** PROVIDED MATERIAL **
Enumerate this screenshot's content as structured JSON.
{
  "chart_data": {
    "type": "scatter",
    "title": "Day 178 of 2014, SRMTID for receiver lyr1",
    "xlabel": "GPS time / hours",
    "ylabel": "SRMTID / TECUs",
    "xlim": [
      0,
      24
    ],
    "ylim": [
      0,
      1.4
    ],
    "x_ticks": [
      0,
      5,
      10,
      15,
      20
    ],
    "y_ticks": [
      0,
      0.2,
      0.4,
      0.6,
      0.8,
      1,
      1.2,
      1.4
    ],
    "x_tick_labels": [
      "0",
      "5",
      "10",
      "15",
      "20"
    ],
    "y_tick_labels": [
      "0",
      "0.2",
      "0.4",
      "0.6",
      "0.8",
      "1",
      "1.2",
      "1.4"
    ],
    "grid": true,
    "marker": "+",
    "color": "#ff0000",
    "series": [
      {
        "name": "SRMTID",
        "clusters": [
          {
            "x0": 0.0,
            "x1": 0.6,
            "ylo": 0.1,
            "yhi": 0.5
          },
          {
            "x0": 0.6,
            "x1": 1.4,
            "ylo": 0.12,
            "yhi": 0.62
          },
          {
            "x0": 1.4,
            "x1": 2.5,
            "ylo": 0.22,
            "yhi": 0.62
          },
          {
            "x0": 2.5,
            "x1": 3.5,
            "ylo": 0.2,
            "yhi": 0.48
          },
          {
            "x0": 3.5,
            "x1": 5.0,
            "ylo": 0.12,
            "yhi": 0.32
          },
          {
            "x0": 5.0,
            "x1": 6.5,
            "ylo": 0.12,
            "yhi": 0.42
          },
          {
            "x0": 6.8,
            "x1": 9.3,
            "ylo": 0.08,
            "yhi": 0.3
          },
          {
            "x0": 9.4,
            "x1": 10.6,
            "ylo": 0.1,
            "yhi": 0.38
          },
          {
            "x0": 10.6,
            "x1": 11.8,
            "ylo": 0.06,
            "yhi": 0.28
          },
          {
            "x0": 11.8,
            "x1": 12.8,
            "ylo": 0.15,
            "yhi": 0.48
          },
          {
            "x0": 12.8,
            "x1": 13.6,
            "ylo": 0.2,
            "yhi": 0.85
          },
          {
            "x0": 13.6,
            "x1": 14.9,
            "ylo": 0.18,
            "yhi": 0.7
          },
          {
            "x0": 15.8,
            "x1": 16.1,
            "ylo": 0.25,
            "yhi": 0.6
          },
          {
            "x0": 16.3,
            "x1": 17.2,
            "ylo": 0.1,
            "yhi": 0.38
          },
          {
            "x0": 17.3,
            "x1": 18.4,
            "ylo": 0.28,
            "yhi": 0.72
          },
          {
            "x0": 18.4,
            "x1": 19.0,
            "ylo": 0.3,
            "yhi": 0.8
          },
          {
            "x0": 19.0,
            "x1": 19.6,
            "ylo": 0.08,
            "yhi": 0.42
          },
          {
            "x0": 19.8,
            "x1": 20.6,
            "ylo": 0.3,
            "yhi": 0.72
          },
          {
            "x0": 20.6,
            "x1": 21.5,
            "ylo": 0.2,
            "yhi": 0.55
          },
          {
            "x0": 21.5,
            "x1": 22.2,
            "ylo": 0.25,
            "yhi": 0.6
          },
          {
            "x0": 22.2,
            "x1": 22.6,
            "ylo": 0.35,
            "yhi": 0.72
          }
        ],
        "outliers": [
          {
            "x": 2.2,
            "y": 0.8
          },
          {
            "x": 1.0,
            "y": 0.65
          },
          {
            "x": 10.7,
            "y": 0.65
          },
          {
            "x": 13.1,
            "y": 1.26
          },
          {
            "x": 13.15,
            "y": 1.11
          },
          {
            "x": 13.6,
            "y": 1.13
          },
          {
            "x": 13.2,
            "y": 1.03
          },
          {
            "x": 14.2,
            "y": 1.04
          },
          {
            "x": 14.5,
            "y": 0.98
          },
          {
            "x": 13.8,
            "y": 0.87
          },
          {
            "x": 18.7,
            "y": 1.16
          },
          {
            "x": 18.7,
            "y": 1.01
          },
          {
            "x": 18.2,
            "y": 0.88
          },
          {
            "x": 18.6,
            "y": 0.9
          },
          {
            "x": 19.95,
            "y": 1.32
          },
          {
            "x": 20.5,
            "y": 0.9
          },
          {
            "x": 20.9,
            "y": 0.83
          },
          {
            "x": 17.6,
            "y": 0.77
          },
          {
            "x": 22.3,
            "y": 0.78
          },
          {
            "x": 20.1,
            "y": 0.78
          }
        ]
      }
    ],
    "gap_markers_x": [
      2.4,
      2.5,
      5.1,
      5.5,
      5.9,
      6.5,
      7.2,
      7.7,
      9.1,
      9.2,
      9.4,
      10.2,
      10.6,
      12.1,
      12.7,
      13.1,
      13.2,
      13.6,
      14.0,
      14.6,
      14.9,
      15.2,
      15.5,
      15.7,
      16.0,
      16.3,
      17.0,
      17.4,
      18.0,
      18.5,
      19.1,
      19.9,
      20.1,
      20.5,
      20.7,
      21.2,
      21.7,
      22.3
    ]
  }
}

** WHAT THE EXERCISE ASKS **
Please repeat the listing exactly, with nothing left out.

** RESPONSE TO THIS TASK **
Enumerate this screenshot's content as structured JSON.
{
  "chart_data": {
    "type": "scatter",
    "title": "Day 178 of 2014, SRMTID for receiver lyr1",
    "xlabel": "GPS time / hours",
    "ylabel": "SRMTID / TECUs",
    "xlim": [
      0,
      24
    ],
    "ylim": [
      0,
      1.4
    ],
    "x_ticks": [
      0,
      5,
      10,
      15,
      20
    ],
    "y_ticks": [
      0,
      0.2,
      0.4,
      0.6,
      0.8,
      1,
      1.2,
      1.4
    ],
    "x_tick_labels": [
      "0",
      "5",
      "10",
      "15",
      "20"
    ],
    "y_tick_labels": [
      "0",
      "0.2",
      "0.4",
      "0.6",
      "0.8",
      "1",
      "1.2",
      "1.4"
    ],
    "grid": true,
    "marker": "+",
    "color": "#ff0000",
    "series": [
      {
        "name": "SRMTID",
        "clusters": [
          {
            "x0": 0.0,
            "x1": 0.6,
            "ylo": 0.1,
            "yhi": 0.5
          },
          {
            "x0": 0.6,
            "x1": 1.4,
            "ylo": 0.12,
            "yhi": 0.62
          },
          {
            "x0": 1.4,
            "x1": 2.5,
            "ylo": 0.22,
            "yhi": 0.62
          },
          {
            "x0": 2.5,
            "x1": 3.5,
            "ylo": 0.2,
            "yhi": 0.48
          },
          {
            "x0": 3.5,
            "x1": 5.0,
            "ylo": 0.12,
            "yhi": 0.32
          },
          {
            "x0": 5.0,
            "x1": 6.5,
            "ylo": 0.12,
            "yhi": 0.42
          },
          {
            "x0": 6.8,
            "x1": 9.3,
            "ylo": 0.08,
            "yhi": 0.3
          },
          {
            "x0": 9.4,
            "x1": 10.6,
            "ylo": 0.1,
            "yhi": 0.38
          },
          {
            "x0": 10.6,
            "x1": 11.8,
            "ylo": 0.06,
            "yhi": 0.28
          },
          {
            "x0": 11.8,
            "x1": 12.8,
            "ylo": 0.15,
            "yhi": 0.48
          },
          {
            "x0": 12.8,
            "x1": 13.6,
            "ylo": 0.2,
            "yhi": 0.85
          },
          {
            "x0": 13.6,
            "x1": 14.9,
            "ylo": 0.18,
            "yhi": 0.7
          },
          {
            "x0": 15.8,
            "x1": 16.1,
            "ylo": 0.25,
            "yhi": 0.6
          },
          {
            "x0": 16.3,
            "x1": 17.2,
            "ylo": 0.1,
            "yhi": 0.38
          },
          {
            "x0": 17.3,
            "x1": 18.4,
            "ylo": 0.28,
            "yhi": 0.72
          },
          {
            "x0": 18.4,
            "x1": 19.0,
            "ylo": 0.3,
            "yhi": 0.8
          },
          {
            "x0": 19.0,
            "x1": 19.6,
            "ylo": 0.08,
            "yhi": 0.42
          },
          {
            "x0": 19.8,
            "x1": 20.6,
            "ylo": 0.3,
            "yhi": 0.72
          },
          {
            "x0": 20.6,
            "x1": 21.5,
            "ylo": 0.2,
            "yhi": 0.55
          },
          {
            "x0": 21.5,
            "x1": 22.2,
            "ylo": 0.25,
            "yhi": 0.6
          },
          {
            "x0": 22.2,
            "x1": 22.6,
            "ylo": 0.35,
            "yhi": 0.72
          }
        ],
        "outliers": [
          {
            "x": 2.2,
            "y": 0.8
          },
          {
            "x": 1.0,
            "y": 0.65
          },
          {
            "x": 10.7,
            "y": 0.65
          },
          {
            "x": 13.1,
            "y": 1.26
          },
          {
            "x": 13.15,
            "y": 1.11
          },
          {
            "x": 13.6,
            "y": 1.13
          },
          {
            "x": 13.2,
            "y": 1.03
          },
          {
            "x": 14.2,
            "y": 1.04
          },
          {
            "x": 14.5,
            "y": 0.98
          },
          {
            "x": 13.8,
            "y": 0.87
          },
          {
            "x": 18.7,
            "y": 1.16
          },
          {
            "x": 18.7,
            "y": 1.01
          },
          {
            "x": 18.2,
            "y": 0.88
          },
          {
            "x": 18.6,
            "y": 0.9
          },
          {
            "x": 19.95,
            "y": 1.32
          },
          {
            "x": 20.5,
            "y": 0.9
          },
          {
            "x": 20.9,
            "y": 0.83
          },
          {
            "x": 17.6,
            "y": 0.77
          },
          {
            "x": 22.3,
            "y": 0.78
          },
          {
            "x": 20.1,
            "y": 0.78
          }
        ]
      }
    ],
    "gap_markers_x": [
      2.4,
      2.5,
      5.1,
      5.5,
      5.9,
      6.5,
      7.2,
      7.7,
      9.1,
      9.2,
      9.4,
      10.2,
      10.6,
      12.1,
      12.7,
      13.1,
      13.2,
      13.6,
      14.0,
      14.6,
      14.9,
      15.2,
      15.5,
      15.7,
      16.0,
      16.3,
      17.0,
      17.4,
      18.0,
      18.5,
      19.1,
      19.9,
      20.1,
      20.5,
      20.7,
      21.2,
      21.7,
      22.3
    ]
  }
}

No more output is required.